(BRIEF):
Transcribe the material word for word, but without the images.
-- BEGIN --
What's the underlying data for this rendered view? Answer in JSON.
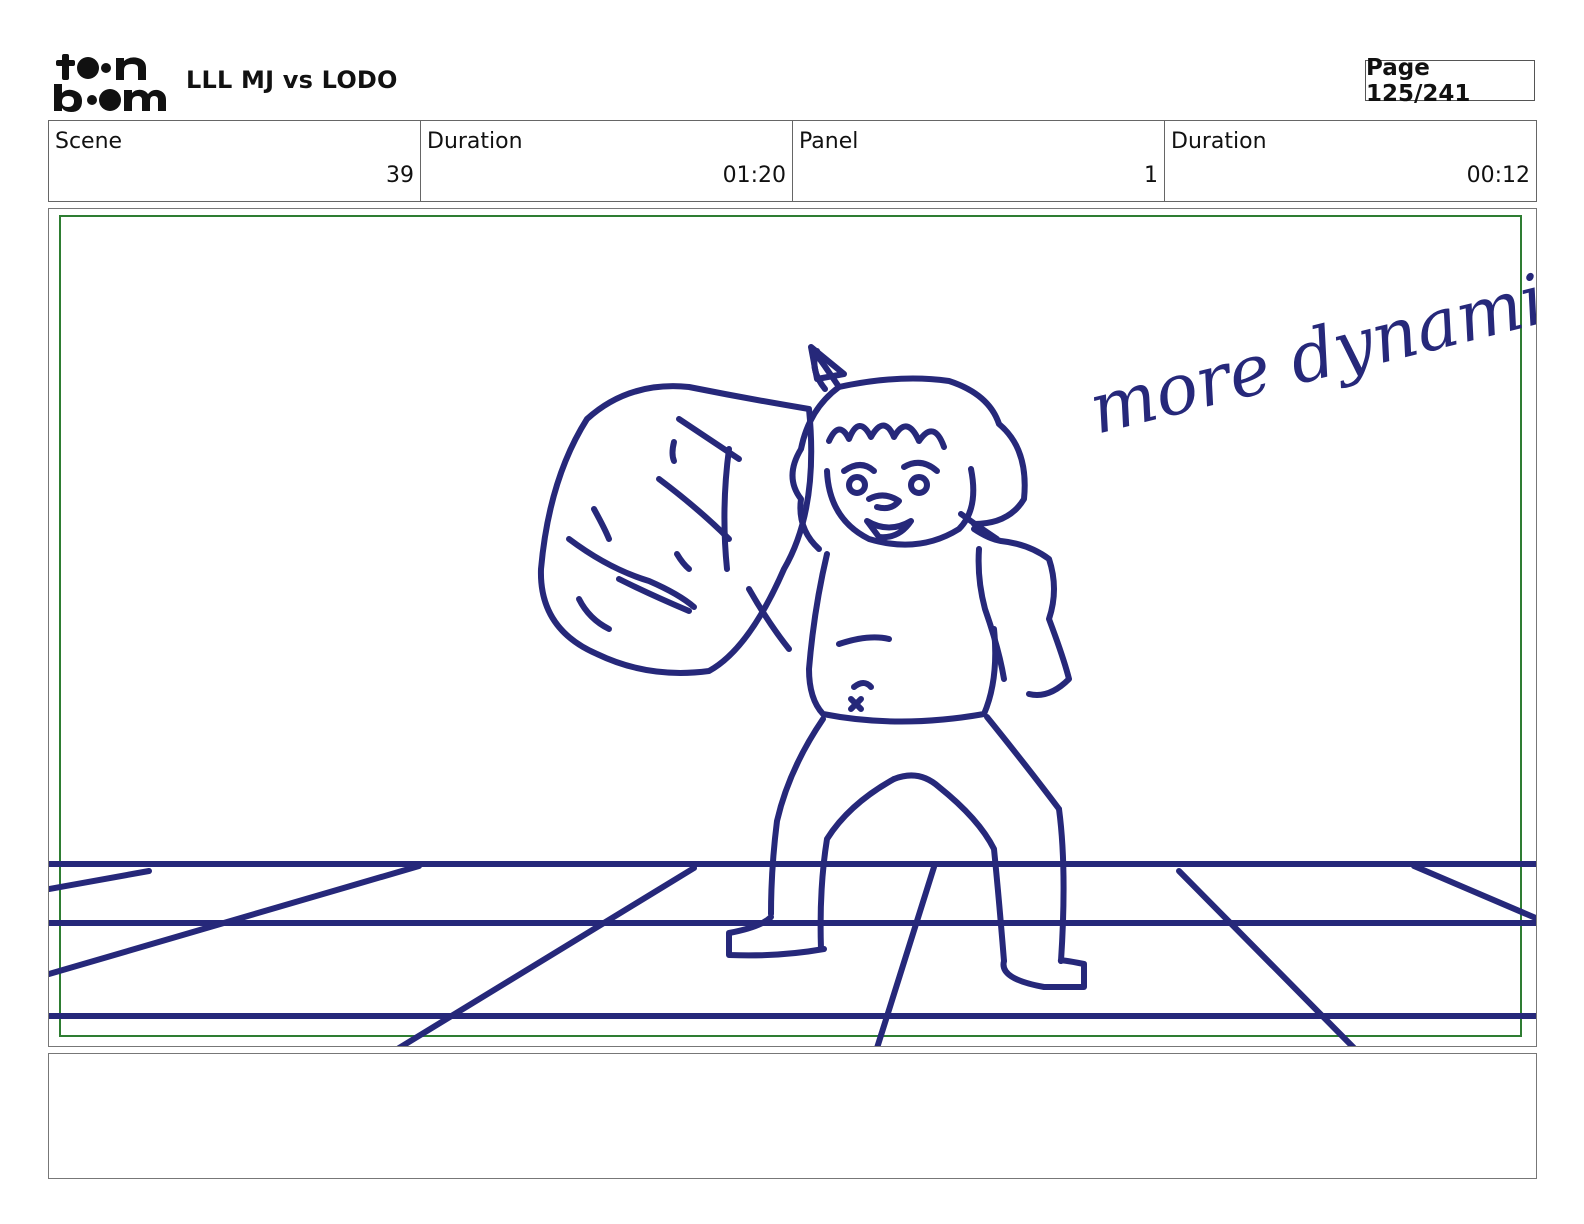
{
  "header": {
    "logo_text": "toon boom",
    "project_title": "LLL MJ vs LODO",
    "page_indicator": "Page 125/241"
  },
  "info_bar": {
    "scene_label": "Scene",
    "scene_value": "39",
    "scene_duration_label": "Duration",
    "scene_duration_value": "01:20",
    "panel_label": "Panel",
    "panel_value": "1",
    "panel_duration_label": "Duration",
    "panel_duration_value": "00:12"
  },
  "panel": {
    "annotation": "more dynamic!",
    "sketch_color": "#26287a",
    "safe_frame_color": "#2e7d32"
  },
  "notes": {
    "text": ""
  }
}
-- END --
(REPLY):
What's the underlying data for this rendered view? Answer in JSON.
{
  "header": {
    "logo_text": "toon boom",
    "project_title": "LLL MJ vs LODO",
    "page_indicator": "Page 125/241"
  },
  "info_bar": {
    "scene_label": "Scene",
    "scene_value": "39",
    "scene_duration_label": "Duration",
    "scene_duration_value": "01:20",
    "panel_label": "Panel",
    "panel_value": "1",
    "panel_duration_label": "Duration",
    "panel_duration_value": "00:12"
  },
  "panel": {
    "annotation": "more dynamic!",
    "sketch_color": "#26287a",
    "safe_frame_color": "#2e7d32"
  },
  "notes": {
    "text": ""
  }
}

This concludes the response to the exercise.